── Extracted material

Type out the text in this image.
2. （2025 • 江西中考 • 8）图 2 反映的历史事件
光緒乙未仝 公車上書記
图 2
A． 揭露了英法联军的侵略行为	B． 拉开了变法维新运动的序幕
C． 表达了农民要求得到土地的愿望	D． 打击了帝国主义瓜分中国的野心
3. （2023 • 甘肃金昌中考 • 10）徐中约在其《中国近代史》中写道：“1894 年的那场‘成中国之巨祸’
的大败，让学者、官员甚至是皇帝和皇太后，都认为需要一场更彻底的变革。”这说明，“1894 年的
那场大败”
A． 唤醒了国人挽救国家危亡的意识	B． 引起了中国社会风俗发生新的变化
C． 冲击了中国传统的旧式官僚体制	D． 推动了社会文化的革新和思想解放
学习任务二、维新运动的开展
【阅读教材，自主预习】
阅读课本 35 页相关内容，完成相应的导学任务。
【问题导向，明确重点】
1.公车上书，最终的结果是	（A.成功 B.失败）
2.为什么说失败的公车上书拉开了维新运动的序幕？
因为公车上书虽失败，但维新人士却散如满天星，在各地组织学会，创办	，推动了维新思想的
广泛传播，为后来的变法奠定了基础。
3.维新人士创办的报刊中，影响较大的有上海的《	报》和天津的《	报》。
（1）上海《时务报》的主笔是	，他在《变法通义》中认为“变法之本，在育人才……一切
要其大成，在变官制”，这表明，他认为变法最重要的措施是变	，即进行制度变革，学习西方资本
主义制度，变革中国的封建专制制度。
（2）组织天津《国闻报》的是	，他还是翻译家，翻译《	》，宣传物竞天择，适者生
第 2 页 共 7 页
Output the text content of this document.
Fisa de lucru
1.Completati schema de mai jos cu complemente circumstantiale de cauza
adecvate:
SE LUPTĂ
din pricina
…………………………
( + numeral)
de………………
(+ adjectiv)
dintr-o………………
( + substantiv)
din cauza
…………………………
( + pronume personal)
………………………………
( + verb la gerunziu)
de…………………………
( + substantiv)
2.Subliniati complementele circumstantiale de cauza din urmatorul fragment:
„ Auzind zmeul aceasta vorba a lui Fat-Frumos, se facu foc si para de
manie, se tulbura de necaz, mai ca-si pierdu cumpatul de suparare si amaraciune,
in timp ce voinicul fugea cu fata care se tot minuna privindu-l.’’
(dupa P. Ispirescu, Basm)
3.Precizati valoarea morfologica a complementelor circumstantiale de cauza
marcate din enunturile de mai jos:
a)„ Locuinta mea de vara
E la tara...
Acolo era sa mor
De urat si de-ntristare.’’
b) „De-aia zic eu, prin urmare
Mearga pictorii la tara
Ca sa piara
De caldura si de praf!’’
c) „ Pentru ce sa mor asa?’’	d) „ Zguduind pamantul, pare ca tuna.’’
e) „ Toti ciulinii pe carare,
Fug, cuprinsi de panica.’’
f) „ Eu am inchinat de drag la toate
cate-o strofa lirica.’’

────

**Task to carry out:**
Select the lines in this material that hold the word "circumstantiale", leaving none out.

**Written reply:**
1.Completati schema de mai jos cu complemente circumstantiale de cauza
2.Subliniati complementele circumstantiale de cauza din urmatorul fragment:
3.Precizati valoarea morfologica a complementelor circumstantiale de cauza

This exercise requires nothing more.